--- start of EXERCISE MATERIAL ---

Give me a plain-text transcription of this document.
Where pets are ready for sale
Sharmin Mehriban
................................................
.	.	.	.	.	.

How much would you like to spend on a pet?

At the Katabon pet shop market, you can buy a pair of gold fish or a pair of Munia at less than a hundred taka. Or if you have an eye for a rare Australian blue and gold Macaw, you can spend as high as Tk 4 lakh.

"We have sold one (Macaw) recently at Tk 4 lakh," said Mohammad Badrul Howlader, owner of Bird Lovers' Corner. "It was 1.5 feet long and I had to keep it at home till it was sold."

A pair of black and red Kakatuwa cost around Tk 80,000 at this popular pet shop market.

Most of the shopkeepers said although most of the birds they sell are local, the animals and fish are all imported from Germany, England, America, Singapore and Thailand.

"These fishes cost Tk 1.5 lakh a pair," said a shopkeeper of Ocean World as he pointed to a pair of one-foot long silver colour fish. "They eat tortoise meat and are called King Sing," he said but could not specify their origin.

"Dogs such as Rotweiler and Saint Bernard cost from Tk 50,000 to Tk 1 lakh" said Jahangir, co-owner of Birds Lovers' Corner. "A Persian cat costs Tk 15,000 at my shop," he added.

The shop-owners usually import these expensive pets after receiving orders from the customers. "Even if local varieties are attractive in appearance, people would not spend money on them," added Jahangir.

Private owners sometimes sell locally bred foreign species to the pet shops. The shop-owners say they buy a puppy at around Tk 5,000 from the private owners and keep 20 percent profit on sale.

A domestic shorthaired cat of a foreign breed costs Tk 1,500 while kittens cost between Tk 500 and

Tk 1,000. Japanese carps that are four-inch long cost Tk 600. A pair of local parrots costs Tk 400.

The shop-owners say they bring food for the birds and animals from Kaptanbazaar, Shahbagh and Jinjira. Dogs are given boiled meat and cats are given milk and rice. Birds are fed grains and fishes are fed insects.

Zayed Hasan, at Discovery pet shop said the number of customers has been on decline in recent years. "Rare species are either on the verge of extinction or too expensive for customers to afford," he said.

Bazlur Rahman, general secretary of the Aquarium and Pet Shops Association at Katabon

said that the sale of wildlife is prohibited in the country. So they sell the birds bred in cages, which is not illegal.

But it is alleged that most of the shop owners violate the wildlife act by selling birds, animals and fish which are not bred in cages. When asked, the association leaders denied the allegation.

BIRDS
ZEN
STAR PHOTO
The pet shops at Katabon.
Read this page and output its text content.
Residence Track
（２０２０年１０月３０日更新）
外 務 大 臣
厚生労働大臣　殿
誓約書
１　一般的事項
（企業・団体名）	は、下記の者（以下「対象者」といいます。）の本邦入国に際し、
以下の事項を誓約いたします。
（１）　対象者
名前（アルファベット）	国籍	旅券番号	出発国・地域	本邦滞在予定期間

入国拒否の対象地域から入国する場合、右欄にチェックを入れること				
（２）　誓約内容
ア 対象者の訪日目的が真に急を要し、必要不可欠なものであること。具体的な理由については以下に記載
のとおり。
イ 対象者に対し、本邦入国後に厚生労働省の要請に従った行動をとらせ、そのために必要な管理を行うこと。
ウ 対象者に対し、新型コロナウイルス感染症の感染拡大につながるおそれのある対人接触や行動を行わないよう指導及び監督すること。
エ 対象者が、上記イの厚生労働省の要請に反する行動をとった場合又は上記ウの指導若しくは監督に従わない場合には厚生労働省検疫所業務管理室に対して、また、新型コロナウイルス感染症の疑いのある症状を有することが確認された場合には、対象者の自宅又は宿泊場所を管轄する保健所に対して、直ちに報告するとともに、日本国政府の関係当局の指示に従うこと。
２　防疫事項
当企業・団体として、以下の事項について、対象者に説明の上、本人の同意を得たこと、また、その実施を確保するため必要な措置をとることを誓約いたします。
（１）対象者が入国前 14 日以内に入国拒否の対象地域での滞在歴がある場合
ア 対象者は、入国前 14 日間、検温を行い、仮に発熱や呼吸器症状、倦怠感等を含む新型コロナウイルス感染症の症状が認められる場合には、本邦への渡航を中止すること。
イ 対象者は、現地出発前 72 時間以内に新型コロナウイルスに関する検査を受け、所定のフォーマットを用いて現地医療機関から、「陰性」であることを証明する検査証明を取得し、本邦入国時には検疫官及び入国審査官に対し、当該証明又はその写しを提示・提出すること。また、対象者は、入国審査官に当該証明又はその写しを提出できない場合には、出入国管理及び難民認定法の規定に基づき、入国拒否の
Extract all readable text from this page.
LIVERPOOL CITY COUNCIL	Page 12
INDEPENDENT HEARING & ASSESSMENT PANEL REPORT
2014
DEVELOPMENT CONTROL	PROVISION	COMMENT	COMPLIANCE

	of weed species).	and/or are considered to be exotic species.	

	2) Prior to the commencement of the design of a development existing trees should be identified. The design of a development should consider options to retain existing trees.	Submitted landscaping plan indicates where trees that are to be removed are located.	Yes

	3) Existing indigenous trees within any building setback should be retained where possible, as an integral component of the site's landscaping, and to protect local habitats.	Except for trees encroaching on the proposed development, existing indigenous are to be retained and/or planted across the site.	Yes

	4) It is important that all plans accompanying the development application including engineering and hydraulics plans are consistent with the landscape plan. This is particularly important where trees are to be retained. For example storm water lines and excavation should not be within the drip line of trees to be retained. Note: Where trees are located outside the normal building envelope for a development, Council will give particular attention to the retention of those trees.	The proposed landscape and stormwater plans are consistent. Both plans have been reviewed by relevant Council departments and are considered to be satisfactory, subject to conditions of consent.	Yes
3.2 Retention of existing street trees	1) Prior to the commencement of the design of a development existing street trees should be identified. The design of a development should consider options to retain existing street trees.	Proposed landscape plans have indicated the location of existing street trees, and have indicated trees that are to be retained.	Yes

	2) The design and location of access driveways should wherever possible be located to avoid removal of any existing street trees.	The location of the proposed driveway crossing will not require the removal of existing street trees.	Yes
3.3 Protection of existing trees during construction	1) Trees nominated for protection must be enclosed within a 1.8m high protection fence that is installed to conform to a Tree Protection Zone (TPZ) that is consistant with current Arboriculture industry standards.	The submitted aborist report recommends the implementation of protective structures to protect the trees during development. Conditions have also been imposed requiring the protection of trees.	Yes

--- end of EXERCISE MATERIAL ---

-- TASK GOAL --
Gather all lines with the string "wildlife" from the data.

-- SOLUTION TO THIS PROBLEM --
said that the sale of wildlife is prohibited in the country. So they sell the birds bred in cages, which is not illegal.
But it is alleged that most of the shop owners violate the wildlife act by selling birds, animals and fish which are not bred in cages. When asked, the association leaders denied the allegation.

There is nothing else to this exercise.